▸ **TASK PROMPT**
Using the records that follow, copy every line containing the word "archive".

▸ **PROVIDED INFORMATION**

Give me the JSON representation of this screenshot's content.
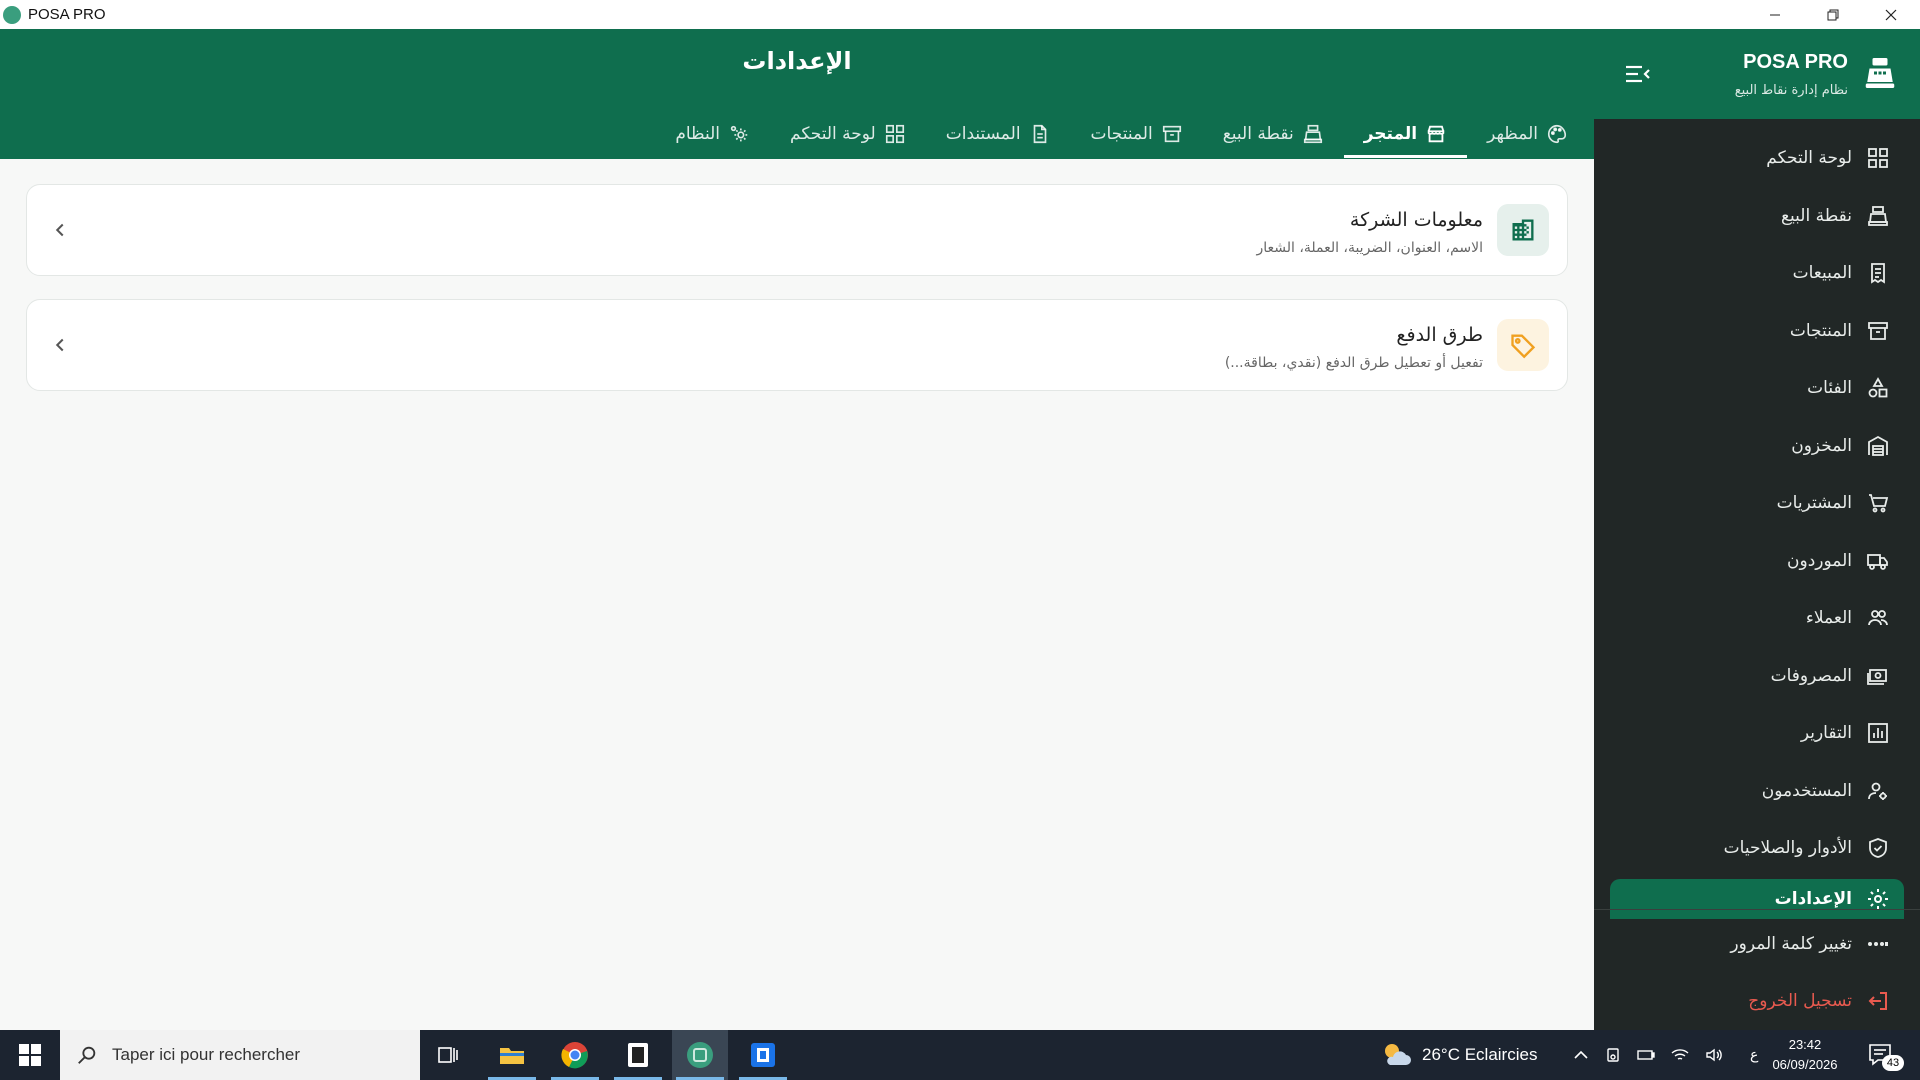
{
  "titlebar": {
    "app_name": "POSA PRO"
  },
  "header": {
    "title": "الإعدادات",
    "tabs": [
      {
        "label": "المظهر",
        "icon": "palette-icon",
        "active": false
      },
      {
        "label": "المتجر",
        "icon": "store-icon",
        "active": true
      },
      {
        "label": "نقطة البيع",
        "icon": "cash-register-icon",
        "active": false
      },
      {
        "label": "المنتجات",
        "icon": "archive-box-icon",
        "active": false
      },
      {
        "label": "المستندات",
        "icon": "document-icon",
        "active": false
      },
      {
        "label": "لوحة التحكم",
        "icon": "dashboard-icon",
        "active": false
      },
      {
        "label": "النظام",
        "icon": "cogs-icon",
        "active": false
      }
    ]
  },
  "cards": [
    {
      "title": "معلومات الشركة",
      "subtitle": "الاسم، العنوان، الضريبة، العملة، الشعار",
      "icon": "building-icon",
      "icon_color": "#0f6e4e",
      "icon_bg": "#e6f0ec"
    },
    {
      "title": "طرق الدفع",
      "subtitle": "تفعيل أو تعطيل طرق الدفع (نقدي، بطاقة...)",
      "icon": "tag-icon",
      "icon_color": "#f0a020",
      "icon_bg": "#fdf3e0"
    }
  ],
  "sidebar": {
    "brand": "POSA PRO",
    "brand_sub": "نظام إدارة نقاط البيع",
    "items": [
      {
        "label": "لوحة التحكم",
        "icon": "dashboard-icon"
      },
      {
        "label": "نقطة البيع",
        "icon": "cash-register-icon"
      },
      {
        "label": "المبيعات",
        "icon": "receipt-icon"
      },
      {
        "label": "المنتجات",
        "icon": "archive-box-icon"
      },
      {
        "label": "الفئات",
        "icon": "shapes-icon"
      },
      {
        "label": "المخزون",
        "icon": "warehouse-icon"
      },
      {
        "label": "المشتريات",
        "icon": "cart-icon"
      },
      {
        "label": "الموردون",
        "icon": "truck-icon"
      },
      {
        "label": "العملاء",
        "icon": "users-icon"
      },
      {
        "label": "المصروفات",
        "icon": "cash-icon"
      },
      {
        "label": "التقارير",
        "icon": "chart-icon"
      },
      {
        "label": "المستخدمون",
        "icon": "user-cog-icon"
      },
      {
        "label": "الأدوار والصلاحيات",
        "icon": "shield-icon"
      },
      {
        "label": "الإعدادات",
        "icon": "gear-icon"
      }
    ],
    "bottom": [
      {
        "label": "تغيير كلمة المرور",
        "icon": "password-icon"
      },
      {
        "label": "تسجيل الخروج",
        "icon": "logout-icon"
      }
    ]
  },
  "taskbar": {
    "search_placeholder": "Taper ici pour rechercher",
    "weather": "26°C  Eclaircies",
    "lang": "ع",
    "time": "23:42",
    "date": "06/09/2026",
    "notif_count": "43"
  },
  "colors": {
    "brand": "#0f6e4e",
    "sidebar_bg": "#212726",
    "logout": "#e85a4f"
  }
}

* * *

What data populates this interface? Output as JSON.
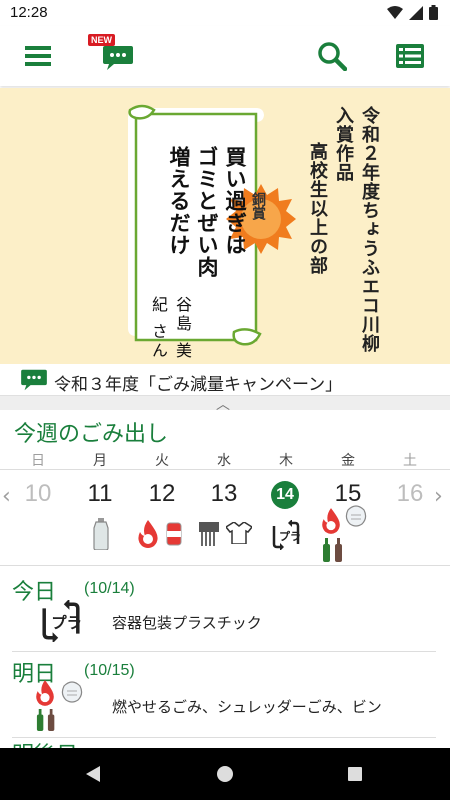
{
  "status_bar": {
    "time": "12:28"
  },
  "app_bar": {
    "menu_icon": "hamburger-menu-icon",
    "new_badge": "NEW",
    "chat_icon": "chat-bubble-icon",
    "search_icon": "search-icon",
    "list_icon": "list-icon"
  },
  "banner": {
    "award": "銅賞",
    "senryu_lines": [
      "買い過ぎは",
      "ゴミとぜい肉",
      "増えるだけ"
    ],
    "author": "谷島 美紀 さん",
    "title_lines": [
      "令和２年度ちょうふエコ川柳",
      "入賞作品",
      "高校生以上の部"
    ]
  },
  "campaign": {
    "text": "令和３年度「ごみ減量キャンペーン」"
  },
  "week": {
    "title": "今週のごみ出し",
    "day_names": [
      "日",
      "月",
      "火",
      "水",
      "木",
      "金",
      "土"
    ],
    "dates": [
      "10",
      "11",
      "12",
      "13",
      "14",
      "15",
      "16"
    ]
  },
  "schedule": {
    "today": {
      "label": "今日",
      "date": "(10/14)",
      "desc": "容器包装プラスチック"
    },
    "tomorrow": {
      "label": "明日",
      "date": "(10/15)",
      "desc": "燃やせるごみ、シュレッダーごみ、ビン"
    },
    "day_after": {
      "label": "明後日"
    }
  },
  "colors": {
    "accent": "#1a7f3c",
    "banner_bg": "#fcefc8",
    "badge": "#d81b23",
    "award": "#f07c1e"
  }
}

▸ **RESULT OF THE TASK**
        "icon": "archive-box-icon",
        "icon": "archive-box-icon"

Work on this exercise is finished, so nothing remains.